= Requirements =
Reproduce every entry exactly as shown.

───── Available records ─────

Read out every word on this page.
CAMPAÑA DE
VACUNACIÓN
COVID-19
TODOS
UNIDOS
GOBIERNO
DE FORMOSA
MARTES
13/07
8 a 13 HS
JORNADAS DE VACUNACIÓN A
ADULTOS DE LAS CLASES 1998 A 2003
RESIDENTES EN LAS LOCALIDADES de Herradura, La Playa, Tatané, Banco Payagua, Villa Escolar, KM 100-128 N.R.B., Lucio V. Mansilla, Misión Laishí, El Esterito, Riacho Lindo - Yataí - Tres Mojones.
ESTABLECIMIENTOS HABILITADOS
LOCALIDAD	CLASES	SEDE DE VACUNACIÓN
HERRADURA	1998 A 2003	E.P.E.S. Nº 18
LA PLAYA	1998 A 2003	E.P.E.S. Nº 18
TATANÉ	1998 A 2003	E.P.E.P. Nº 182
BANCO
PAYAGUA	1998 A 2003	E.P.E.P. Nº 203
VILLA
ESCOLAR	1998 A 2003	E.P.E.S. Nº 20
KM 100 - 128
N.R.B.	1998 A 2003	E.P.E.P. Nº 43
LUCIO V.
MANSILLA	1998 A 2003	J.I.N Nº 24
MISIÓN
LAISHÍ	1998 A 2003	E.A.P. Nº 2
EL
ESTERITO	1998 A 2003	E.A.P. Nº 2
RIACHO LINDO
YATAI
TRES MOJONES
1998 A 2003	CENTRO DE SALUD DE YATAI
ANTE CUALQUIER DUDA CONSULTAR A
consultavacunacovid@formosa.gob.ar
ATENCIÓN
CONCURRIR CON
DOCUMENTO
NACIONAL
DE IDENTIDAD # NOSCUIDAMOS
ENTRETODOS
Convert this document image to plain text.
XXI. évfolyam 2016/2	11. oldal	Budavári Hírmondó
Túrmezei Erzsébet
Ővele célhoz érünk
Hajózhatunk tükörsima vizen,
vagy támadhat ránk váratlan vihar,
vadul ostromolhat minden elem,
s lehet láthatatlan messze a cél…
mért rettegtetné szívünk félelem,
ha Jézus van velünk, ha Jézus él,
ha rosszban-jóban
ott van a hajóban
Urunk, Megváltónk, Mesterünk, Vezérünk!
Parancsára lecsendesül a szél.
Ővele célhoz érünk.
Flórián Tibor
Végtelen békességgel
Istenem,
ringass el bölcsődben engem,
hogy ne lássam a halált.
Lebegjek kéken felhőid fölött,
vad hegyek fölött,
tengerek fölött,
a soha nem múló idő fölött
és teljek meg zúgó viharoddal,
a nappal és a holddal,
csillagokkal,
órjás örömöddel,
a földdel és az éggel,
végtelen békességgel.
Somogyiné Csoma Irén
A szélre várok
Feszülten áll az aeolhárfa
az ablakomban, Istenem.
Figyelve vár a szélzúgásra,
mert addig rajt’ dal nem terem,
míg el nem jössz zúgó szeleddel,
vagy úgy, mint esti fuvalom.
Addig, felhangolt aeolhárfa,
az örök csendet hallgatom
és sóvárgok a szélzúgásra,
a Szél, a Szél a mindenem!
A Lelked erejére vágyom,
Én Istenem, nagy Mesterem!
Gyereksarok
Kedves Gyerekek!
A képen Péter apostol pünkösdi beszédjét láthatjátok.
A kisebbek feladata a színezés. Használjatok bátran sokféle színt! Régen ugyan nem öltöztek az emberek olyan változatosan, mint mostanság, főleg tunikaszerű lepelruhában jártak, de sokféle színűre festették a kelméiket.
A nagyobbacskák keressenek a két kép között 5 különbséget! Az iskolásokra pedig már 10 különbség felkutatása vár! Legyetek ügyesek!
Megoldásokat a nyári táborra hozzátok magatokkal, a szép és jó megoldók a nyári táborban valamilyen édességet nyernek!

─────

= Response =
Read out every word on this page.
CAMPAÑA DE
VACUNACIÓN
COVID-19
TODOS
UNIDOS
GOBIERNO
DE FORMOSA
MARTES
13/07
8 a 13 HS
JORNADAS DE VACUNACIÓN A
ADULTOS DE LAS CLASES 1998 A 2003
RESIDENTES EN LAS LOCALIDADES de Herradura, La Playa, Tatané, Banco Payagua, Villa Escolar, KM 100-128 N.R.B., Lucio V. Mansilla, Misión Laishí, El Esterito, Riacho Lindo - Yataí - Tres Mojones.
ESTABLECIMIENTOS HABILITADOS
LOCALIDAD	CLASES	SEDE DE VACUNACIÓN
HERRADURA	1998 A 2003	E.P.E.S. Nº 18
LA PLAYA	1998 A 2003	E.P.E.S. Nº 18
TATANÉ	1998 A 2003	E.P.E.P. Nº 182
BANCO
PAYAGUA	1998 A 2003	E.P.E.P. Nº 203
VILLA
ESCOLAR	1998 A 2003	E.P.E.S. Nº 20
KM 100 - 128
N.R.B.	1998 A 2003	E.P.E.P. Nº 43
LUCIO V.
MANSILLA	1998 A 2003	J.I.N Nº 24
MISIÓN
LAISHÍ	1998 A 2003	E.A.P. Nº 2
EL
ESTERITO	1998 A 2003	E.A.P. Nº 2
RIACHO LINDO
YATAI
TRES MOJONES
1998 A 2003	CENTRO DE SALUD DE YATAI
ANTE CUALQUIER DUDA CONSULTAR A
consultavacunacovid@formosa.gob.ar
ATENCIÓN
CONCURRIR CON
DOCUMENTO
NACIONAL
DE IDENTIDAD # NOSCUIDAMOS
ENTRETODOS
Convert this document image to plain text.
XXI. évfolyam 2016/2	11. oldal	Budavári Hírmondó
Túrmezei Erzsébet
Ővele célhoz érünk
Hajózhatunk tükörsima vizen,
vagy támadhat ránk váratlan vihar,
vadul ostromolhat minden elem,
s lehet láthatatlan messze a cél…
mért rettegtetné szívünk félelem,
ha Jézus van velünk, ha Jézus él,
ha rosszban-jóban
ott van a hajóban
Urunk, Megváltónk, Mesterünk, Vezérünk!
Parancsára lecsendesül a szél.
Ővele célhoz érünk.
Flórián Tibor
Végtelen békességgel
Istenem,
ringass el bölcsődben engem,
hogy ne lássam a halált.
Lebegjek kéken felhőid fölött,
vad hegyek fölött,
tengerek fölött,
a soha nem múló idő fölött
és teljek meg zúgó viharoddal,
a nappal és a holddal,
csillagokkal,
órjás örömöddel,
a földdel és az éggel,
végtelen békességgel.
Somogyiné Csoma Irén
A szélre várok
Feszülten áll az aeolhárfa
az ablakomban, Istenem.
Figyelve vár a szélzúgásra,
mert addig rajt’ dal nem terem,
míg el nem jössz zúgó szeleddel,
vagy úgy, mint esti fuvalom.
Addig, felhangolt aeolhárfa,
az örök csendet hallgatom
és sóvárgok a szélzúgásra,
a Szél, a Szél a mindenem!
A Lelked erejére vágyom,
Én Istenem, nagy Mesterem!
Gyereksarok
Kedves Gyerekek!
A képen Péter apostol pünkösdi beszédjét láthatjátok.
A kisebbek feladata a színezés. Használjatok bátran sokféle színt! Régen ugyan nem öltöztek az emberek olyan változatosan, mint mostanság, főleg tunikaszerű lepelruhában jártak, de sokféle színűre festették a kelméiket.
A nagyobbacskák keressenek a két kép között 5 különbséget! Az iskolásokra pedig már 10 különbség felkutatása vár! Legyetek ügyesek!
Megoldásokat a nyári táborra hozzátok magatokkal, a szép és jó megoldók a nyári táborban valamilyen édességet nyernek!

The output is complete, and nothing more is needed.